## Set problem
What is the number of lines containing the string "BTCUSD"? Answer with the number only.
======== Input data
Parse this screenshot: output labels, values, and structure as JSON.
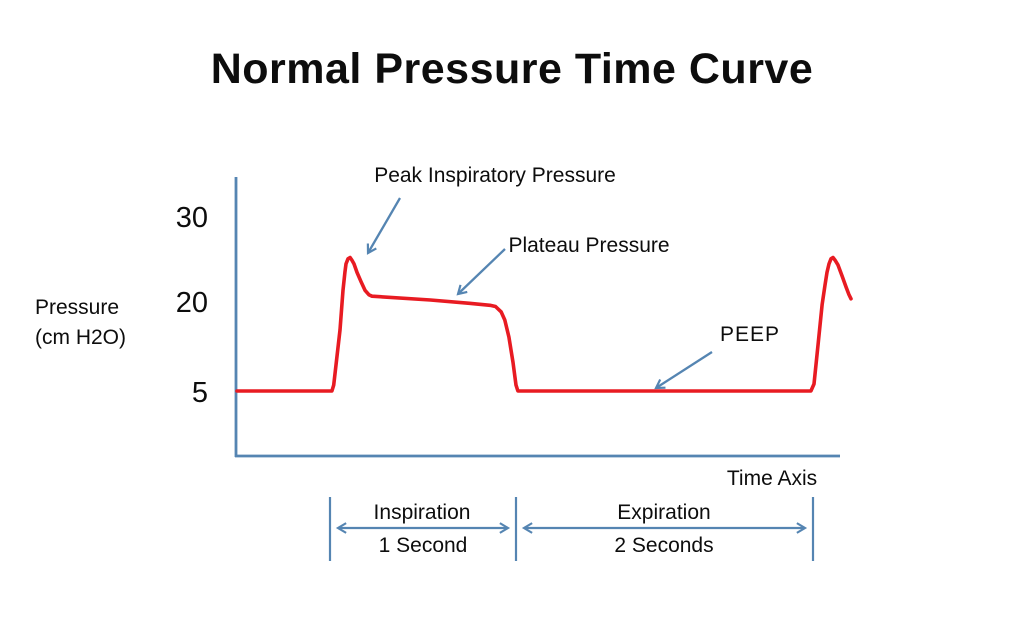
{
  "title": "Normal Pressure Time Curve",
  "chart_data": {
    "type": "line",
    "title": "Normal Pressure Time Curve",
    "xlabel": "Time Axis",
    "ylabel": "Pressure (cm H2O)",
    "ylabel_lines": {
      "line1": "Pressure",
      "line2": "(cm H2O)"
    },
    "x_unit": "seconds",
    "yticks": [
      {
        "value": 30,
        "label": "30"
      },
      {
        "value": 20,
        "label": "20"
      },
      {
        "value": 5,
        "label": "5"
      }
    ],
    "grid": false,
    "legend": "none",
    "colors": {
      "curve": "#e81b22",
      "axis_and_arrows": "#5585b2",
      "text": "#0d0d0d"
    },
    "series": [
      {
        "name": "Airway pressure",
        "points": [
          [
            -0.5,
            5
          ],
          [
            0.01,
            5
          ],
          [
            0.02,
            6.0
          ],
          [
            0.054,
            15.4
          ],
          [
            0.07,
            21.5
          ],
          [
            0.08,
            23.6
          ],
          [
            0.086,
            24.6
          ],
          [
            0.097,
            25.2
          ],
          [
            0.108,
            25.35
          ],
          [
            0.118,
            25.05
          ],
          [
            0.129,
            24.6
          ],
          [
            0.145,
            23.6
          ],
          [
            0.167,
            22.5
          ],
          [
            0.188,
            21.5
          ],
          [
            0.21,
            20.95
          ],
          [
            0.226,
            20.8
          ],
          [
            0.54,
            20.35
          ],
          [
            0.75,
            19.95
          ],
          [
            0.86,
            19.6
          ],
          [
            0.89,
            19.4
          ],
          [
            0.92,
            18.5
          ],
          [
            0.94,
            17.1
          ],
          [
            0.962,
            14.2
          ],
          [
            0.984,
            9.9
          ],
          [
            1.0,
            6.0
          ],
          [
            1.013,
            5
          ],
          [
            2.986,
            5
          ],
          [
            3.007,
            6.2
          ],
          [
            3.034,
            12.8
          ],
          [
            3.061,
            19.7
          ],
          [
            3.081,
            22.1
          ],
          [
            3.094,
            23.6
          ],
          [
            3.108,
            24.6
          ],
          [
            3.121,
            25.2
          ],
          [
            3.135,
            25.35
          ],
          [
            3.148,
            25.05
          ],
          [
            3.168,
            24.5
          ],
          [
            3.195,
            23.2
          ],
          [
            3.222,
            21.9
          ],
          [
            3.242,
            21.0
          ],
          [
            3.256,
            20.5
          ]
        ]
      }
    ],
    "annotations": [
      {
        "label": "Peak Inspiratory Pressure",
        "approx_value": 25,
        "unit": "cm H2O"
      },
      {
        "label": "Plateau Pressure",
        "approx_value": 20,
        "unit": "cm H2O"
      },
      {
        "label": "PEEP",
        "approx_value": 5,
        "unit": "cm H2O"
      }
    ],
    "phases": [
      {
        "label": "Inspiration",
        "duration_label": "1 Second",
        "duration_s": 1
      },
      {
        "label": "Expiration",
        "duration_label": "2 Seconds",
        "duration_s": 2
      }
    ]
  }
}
================
======== Input data
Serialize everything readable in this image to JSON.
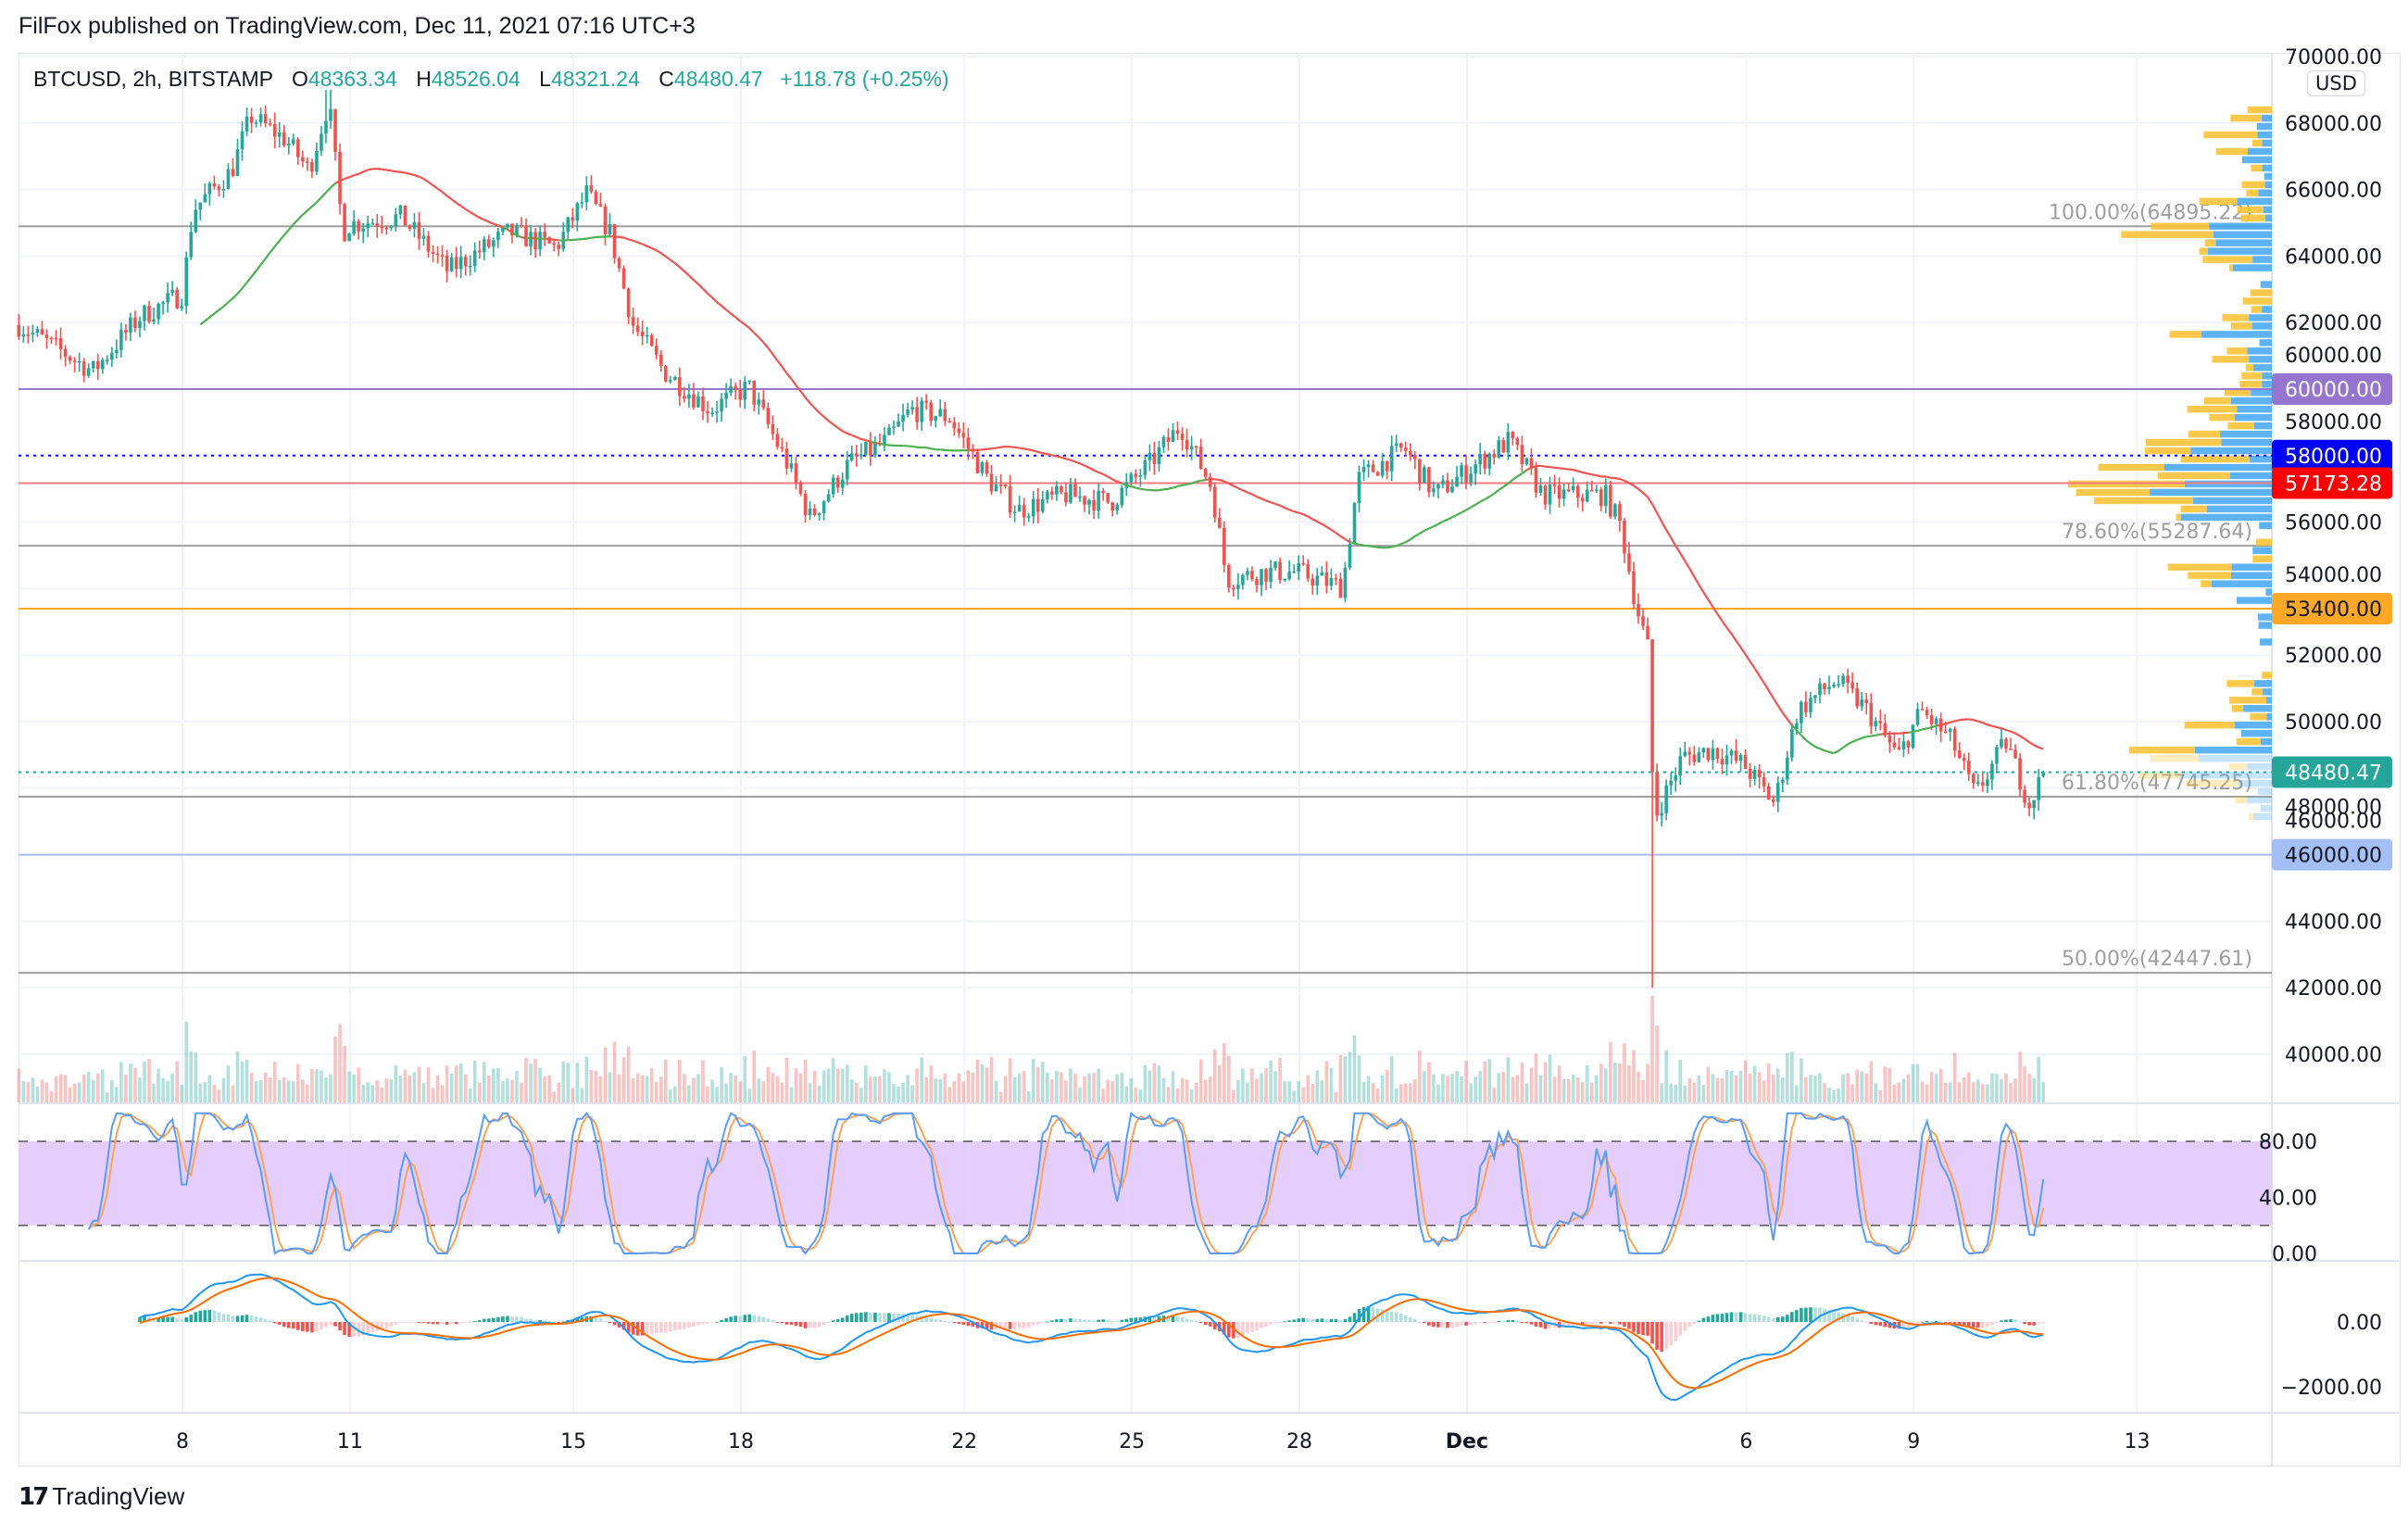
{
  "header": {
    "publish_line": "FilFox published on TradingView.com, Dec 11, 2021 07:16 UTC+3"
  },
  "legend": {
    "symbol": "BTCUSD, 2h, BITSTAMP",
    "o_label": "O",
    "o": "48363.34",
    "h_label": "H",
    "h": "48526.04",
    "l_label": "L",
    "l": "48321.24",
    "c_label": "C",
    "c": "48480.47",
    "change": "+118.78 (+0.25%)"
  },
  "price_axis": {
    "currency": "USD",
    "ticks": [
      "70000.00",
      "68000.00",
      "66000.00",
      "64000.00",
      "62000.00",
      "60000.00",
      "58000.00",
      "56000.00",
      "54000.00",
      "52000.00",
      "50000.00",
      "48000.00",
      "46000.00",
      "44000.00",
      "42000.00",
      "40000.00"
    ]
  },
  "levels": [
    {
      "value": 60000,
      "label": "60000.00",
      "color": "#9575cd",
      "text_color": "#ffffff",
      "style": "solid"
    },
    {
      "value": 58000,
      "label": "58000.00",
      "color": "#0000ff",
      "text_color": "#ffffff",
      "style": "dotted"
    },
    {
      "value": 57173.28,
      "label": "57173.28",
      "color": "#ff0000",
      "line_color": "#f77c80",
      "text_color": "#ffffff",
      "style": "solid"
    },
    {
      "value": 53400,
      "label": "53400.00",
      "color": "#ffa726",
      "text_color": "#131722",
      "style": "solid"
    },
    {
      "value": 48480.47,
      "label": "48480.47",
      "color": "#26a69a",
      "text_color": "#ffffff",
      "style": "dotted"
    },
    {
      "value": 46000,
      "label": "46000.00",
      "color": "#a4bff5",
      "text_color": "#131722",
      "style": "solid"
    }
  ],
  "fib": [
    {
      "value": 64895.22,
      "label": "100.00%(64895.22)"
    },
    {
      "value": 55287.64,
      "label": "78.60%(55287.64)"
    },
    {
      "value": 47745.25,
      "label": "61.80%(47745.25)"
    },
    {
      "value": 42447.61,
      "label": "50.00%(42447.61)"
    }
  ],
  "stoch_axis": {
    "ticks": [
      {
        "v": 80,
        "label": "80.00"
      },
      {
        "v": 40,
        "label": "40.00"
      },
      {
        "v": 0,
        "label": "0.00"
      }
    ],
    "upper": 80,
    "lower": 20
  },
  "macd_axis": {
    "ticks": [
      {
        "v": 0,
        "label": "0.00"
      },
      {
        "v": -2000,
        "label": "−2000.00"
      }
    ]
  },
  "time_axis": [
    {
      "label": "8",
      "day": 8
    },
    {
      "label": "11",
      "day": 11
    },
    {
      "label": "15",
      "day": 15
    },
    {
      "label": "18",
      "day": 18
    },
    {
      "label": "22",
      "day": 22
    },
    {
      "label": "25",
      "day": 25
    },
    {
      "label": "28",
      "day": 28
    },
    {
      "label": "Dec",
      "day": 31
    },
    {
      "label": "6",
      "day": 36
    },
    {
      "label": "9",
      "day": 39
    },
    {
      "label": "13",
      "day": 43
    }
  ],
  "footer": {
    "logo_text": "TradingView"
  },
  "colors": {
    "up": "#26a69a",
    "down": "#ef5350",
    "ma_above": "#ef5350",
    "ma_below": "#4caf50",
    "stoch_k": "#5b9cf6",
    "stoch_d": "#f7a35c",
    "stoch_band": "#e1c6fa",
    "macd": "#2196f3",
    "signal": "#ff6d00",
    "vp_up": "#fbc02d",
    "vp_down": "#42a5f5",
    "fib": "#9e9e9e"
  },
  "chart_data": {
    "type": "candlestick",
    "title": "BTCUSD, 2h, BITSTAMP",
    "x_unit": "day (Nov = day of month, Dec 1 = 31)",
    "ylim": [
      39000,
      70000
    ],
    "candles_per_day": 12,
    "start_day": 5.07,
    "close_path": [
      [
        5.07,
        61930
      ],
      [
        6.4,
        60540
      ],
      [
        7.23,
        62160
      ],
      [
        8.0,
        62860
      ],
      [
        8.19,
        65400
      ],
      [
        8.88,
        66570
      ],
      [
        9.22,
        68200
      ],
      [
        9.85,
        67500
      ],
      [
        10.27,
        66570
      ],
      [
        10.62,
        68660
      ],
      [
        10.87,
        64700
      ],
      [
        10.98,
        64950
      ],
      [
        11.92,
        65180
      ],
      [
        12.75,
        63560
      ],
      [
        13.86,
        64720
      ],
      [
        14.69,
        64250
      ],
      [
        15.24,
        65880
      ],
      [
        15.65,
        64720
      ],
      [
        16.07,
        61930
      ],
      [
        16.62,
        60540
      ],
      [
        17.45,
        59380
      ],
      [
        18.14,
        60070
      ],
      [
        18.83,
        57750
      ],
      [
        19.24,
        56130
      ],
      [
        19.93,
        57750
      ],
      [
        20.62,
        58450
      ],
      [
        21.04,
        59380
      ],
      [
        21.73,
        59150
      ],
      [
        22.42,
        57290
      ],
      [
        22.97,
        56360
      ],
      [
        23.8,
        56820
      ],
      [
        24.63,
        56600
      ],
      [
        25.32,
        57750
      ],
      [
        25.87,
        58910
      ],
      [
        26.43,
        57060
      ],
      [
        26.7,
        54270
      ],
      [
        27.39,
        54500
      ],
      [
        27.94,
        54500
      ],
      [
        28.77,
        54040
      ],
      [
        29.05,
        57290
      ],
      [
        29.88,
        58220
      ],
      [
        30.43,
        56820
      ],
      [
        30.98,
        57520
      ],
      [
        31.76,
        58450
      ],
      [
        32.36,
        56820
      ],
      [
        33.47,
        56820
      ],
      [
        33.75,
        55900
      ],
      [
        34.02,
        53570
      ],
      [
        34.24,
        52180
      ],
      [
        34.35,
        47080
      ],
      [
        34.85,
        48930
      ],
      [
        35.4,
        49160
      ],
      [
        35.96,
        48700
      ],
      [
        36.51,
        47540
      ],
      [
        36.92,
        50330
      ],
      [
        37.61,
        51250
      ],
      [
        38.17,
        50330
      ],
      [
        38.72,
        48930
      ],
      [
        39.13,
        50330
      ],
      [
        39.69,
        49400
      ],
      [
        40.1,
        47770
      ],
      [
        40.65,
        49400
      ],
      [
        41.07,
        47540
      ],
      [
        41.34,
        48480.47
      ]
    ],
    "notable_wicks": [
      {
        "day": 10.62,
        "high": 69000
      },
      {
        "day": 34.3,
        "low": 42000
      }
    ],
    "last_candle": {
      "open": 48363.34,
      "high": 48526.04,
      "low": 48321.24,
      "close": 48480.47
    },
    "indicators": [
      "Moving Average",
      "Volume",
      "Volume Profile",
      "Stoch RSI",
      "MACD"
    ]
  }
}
================
======== Input data
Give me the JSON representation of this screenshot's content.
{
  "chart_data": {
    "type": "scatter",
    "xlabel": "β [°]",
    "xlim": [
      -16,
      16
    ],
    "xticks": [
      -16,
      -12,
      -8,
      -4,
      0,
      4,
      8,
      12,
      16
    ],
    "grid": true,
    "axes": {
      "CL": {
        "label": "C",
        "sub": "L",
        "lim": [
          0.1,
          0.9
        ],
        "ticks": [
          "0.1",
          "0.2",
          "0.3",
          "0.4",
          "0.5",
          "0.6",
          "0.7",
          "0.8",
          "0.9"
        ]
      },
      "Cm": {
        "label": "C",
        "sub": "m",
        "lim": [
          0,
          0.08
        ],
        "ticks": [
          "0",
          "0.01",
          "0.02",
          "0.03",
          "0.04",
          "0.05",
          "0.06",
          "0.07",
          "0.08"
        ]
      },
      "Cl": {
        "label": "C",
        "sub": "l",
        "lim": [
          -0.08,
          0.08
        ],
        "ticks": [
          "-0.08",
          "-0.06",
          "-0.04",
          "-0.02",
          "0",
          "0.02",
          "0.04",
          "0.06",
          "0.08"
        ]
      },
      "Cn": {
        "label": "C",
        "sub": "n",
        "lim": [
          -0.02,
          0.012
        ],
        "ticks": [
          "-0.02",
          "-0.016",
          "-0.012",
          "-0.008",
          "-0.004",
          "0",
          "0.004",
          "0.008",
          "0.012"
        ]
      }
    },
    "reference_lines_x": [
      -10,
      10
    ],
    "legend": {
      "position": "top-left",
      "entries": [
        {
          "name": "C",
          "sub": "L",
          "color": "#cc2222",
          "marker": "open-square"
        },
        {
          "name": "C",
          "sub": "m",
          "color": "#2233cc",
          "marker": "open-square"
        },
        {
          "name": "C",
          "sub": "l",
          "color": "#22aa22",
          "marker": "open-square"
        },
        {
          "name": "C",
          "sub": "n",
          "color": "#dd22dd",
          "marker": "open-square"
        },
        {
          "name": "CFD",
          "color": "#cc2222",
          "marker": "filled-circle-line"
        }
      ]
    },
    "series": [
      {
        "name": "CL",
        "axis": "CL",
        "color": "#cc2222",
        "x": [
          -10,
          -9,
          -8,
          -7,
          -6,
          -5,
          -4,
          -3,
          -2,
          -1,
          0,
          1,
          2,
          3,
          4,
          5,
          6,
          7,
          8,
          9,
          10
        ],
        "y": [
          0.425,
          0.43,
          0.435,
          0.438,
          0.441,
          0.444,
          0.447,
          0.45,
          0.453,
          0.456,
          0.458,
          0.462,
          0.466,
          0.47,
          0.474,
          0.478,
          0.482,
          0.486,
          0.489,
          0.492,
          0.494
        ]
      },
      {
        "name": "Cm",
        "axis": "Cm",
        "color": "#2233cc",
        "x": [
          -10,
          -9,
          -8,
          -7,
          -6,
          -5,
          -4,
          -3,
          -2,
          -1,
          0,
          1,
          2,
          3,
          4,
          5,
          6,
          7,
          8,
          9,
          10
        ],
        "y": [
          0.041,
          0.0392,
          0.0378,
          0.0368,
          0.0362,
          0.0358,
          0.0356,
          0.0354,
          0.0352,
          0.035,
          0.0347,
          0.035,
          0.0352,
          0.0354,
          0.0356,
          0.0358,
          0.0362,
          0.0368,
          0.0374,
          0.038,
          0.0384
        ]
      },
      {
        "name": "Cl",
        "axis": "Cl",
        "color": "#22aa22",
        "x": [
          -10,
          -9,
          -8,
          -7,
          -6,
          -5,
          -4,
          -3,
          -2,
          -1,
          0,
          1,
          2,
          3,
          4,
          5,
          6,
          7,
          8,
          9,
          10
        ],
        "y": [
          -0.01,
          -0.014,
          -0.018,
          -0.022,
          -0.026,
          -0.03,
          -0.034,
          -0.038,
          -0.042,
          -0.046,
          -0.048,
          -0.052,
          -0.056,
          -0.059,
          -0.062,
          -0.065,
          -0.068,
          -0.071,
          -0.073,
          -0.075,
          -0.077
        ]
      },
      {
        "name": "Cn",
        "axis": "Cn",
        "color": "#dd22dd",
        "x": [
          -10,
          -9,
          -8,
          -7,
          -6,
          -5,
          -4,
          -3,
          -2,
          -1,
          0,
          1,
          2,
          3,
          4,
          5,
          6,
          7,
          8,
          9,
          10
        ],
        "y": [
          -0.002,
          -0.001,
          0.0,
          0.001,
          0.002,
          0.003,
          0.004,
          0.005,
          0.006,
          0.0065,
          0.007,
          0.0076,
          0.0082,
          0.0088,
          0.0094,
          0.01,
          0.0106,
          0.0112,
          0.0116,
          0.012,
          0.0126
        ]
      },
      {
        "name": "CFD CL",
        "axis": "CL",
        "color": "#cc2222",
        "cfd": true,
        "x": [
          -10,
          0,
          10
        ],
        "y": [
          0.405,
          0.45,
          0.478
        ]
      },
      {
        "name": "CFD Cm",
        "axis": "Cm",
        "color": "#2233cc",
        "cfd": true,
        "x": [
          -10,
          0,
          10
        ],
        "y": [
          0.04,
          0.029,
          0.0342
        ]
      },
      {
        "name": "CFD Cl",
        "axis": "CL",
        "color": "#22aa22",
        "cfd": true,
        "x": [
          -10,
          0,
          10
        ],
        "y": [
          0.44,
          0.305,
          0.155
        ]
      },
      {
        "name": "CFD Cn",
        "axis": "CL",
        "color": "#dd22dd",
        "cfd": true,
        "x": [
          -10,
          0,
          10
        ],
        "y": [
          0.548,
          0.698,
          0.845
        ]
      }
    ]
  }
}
================
## Worked solution
2